EXERCISE DETAILS:
For every line in the records that has the word "screenshot", make a copy.

## Begin EXTRACTED MATERIAL

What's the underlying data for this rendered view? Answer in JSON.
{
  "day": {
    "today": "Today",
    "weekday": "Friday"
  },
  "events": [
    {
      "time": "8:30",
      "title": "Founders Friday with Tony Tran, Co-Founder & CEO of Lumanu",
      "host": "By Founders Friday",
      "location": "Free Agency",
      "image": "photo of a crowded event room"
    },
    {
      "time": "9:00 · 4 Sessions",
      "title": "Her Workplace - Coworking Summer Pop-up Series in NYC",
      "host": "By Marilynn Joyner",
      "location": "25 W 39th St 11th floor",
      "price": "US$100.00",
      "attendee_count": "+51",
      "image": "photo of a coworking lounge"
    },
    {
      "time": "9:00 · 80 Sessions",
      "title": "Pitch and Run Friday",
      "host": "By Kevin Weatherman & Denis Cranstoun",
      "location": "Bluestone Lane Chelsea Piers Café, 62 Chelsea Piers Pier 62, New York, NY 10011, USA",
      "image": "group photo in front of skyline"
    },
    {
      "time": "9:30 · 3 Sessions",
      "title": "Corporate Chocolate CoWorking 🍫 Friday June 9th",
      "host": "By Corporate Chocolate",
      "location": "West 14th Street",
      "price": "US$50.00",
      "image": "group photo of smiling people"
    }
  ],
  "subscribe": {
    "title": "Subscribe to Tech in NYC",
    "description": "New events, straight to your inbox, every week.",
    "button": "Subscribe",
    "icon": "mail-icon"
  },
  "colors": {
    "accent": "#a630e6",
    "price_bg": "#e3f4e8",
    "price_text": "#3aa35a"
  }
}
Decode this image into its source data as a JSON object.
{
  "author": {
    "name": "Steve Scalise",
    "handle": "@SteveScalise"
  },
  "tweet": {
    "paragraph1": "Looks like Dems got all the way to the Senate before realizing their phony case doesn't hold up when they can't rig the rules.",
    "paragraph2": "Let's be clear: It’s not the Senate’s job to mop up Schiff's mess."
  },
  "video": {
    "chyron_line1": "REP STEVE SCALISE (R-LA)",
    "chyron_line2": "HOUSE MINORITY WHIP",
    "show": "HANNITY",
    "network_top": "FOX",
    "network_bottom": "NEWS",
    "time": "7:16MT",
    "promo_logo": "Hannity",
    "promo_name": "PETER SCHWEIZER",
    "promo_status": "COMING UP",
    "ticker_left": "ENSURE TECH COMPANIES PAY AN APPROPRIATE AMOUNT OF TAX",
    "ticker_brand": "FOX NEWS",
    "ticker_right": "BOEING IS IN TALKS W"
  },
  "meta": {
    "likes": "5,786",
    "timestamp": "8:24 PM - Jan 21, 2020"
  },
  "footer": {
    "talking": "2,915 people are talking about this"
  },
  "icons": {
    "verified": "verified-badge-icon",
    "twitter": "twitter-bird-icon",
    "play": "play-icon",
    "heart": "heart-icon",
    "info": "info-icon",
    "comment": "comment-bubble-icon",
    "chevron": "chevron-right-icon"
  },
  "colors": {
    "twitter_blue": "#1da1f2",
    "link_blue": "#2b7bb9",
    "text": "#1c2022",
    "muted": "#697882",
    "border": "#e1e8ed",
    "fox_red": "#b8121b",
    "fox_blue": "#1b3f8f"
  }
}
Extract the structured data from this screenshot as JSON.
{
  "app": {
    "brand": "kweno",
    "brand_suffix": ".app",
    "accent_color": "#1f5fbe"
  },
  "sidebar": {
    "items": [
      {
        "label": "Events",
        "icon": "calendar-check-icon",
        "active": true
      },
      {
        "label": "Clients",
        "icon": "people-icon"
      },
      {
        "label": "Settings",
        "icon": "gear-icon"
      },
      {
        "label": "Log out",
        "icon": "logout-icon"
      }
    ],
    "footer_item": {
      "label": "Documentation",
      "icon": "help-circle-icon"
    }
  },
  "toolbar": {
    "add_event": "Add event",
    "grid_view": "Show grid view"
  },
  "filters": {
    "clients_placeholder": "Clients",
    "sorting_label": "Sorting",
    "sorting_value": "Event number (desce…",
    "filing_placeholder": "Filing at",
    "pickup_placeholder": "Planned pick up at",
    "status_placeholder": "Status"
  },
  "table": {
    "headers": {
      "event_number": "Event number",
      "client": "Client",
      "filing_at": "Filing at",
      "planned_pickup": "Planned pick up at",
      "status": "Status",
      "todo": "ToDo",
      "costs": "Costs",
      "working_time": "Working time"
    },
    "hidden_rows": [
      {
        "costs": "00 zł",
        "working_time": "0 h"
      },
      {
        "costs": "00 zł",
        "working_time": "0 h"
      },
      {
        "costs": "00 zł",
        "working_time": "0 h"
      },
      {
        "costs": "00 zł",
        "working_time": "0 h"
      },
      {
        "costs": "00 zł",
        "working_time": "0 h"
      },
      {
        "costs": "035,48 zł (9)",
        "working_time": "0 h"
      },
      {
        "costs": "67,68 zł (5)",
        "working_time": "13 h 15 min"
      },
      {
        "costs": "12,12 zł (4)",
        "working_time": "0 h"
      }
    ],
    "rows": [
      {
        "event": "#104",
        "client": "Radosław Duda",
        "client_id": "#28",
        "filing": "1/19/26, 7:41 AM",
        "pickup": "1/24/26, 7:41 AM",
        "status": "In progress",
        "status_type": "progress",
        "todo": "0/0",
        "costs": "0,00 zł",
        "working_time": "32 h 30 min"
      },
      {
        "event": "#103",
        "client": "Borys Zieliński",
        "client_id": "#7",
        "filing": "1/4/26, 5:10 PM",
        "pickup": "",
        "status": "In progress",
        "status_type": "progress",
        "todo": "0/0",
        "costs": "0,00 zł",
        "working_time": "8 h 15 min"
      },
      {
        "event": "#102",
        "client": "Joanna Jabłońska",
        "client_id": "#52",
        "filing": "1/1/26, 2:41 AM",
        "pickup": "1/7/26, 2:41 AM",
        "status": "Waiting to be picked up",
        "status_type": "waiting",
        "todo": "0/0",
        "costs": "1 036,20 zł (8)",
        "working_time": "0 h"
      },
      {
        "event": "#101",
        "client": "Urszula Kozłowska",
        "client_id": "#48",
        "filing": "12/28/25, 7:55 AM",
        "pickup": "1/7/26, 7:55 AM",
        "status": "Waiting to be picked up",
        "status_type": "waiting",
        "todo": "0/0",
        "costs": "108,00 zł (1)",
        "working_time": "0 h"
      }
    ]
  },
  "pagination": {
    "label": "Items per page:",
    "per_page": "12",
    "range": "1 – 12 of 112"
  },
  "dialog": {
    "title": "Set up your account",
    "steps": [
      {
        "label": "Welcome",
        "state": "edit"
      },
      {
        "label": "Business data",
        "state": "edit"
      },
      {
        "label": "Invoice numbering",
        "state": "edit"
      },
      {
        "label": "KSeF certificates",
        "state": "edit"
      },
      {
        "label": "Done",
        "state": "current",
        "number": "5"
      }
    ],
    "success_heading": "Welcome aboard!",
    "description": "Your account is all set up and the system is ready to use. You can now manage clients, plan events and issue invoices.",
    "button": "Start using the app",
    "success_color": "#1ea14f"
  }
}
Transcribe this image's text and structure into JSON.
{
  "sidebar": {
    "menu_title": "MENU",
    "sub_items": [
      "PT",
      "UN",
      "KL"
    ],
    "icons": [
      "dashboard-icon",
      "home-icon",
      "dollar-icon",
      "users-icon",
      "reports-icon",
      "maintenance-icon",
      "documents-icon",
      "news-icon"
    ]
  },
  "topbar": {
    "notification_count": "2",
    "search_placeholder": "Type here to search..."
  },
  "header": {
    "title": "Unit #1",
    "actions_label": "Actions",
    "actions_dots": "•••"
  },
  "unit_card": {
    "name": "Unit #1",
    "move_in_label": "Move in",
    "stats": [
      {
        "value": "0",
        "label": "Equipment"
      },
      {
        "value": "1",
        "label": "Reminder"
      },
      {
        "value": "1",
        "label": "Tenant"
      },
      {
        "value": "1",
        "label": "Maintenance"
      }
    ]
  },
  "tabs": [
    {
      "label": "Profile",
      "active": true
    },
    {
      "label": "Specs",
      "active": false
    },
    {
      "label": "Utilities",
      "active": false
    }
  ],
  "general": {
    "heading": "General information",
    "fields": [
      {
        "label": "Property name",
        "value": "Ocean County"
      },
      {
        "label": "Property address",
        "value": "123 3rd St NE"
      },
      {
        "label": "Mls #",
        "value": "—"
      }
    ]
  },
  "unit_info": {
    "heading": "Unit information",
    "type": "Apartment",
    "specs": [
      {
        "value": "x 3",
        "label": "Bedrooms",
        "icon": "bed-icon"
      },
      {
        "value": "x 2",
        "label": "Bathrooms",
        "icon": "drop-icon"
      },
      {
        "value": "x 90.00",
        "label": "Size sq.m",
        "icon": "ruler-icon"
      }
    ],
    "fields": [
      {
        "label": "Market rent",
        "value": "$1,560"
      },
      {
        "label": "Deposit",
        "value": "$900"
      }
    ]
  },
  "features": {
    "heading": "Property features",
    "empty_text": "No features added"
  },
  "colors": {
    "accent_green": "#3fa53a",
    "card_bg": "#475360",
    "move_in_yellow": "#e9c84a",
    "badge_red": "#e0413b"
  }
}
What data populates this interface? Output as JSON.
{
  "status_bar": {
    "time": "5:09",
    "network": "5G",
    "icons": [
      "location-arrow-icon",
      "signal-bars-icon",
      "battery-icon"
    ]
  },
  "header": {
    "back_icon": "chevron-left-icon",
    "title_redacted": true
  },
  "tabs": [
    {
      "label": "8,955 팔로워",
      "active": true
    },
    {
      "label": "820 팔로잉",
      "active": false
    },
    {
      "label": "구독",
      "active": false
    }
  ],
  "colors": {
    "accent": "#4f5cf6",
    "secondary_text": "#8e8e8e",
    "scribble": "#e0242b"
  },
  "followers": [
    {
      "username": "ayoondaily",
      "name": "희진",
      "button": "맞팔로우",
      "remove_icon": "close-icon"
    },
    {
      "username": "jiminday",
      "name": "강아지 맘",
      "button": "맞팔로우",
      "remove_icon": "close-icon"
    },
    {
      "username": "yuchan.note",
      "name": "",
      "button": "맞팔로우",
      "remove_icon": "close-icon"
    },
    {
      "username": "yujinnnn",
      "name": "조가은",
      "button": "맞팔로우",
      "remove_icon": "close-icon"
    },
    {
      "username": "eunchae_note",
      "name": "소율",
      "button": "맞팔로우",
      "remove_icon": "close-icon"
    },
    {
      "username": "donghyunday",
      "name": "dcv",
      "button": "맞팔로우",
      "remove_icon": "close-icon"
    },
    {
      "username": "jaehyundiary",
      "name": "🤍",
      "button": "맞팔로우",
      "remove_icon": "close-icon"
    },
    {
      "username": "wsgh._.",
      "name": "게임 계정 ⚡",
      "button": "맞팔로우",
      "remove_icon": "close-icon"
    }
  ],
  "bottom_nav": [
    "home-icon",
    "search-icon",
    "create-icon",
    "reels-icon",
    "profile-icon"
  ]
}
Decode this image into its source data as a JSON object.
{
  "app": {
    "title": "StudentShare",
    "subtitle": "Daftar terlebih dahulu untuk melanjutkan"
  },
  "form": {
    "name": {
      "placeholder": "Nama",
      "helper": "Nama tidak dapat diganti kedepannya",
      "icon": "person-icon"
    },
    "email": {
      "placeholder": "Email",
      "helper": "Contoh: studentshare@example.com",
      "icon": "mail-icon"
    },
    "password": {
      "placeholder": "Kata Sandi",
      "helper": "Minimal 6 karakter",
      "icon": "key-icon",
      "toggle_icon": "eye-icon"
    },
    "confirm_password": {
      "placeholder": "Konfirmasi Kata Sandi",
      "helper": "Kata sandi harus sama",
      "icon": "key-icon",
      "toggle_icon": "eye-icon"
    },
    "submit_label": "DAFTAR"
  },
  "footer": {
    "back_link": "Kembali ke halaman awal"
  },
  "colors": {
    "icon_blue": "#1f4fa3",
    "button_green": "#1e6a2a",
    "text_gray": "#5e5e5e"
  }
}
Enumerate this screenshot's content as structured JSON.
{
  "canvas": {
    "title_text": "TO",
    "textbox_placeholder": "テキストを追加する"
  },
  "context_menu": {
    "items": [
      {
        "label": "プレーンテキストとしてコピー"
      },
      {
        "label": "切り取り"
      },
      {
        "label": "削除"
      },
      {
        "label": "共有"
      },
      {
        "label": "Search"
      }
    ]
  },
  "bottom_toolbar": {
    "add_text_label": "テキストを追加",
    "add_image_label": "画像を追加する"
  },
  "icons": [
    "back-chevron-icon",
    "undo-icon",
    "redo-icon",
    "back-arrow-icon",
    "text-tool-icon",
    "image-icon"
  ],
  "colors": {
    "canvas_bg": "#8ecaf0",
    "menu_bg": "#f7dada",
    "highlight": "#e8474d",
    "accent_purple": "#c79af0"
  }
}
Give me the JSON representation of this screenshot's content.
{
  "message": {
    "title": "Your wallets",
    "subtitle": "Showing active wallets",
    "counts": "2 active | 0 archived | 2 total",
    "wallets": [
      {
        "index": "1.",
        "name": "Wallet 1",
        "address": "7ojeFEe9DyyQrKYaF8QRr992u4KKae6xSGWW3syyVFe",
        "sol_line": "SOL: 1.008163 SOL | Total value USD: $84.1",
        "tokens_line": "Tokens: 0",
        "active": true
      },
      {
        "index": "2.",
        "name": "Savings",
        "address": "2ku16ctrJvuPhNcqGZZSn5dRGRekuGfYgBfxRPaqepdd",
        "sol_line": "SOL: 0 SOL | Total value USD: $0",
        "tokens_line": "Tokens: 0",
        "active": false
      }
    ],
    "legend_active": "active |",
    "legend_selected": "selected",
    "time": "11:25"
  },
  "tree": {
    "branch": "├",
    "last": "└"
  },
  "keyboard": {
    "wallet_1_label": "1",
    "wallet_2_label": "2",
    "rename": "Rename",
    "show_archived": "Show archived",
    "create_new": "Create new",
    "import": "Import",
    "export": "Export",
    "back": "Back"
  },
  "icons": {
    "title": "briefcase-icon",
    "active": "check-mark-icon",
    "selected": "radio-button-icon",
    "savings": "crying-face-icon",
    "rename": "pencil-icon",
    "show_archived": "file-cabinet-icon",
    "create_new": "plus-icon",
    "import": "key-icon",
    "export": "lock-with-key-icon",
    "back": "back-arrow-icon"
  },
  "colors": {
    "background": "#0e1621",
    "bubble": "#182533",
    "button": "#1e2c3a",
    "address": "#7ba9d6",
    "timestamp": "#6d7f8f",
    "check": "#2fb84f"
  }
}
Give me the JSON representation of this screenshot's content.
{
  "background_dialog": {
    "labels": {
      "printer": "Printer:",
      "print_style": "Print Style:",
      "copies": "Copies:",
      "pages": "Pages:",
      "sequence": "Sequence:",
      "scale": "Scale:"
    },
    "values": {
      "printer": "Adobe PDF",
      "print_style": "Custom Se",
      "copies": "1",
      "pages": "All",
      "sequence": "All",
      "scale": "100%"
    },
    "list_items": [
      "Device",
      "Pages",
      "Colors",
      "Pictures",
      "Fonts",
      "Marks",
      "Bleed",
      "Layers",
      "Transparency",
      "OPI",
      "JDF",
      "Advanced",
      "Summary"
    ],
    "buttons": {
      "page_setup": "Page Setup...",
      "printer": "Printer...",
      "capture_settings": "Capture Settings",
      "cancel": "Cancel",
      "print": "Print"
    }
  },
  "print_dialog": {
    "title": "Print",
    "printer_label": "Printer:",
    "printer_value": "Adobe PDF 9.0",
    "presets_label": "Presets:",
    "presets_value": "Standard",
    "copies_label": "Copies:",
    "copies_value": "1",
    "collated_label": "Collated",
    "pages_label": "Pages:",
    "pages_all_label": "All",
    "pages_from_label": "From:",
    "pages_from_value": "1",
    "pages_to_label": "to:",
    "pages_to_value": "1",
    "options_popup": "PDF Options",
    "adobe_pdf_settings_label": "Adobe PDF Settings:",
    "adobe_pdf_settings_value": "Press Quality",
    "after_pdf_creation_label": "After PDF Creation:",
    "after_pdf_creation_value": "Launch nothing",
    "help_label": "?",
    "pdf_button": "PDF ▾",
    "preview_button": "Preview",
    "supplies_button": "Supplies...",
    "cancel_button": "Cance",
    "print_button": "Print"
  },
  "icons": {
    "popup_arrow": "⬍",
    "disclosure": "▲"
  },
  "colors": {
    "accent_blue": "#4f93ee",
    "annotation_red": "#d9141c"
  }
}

## End EXTRACTED MATERIAL

TASK RESPONSE:
Extract the structured data from this screenshot as JSON.
Enumerate this screenshot's content as structured JSON.
Give me the JSON representation of this screenshot's content.
Give me the JSON representation of this screenshot's content.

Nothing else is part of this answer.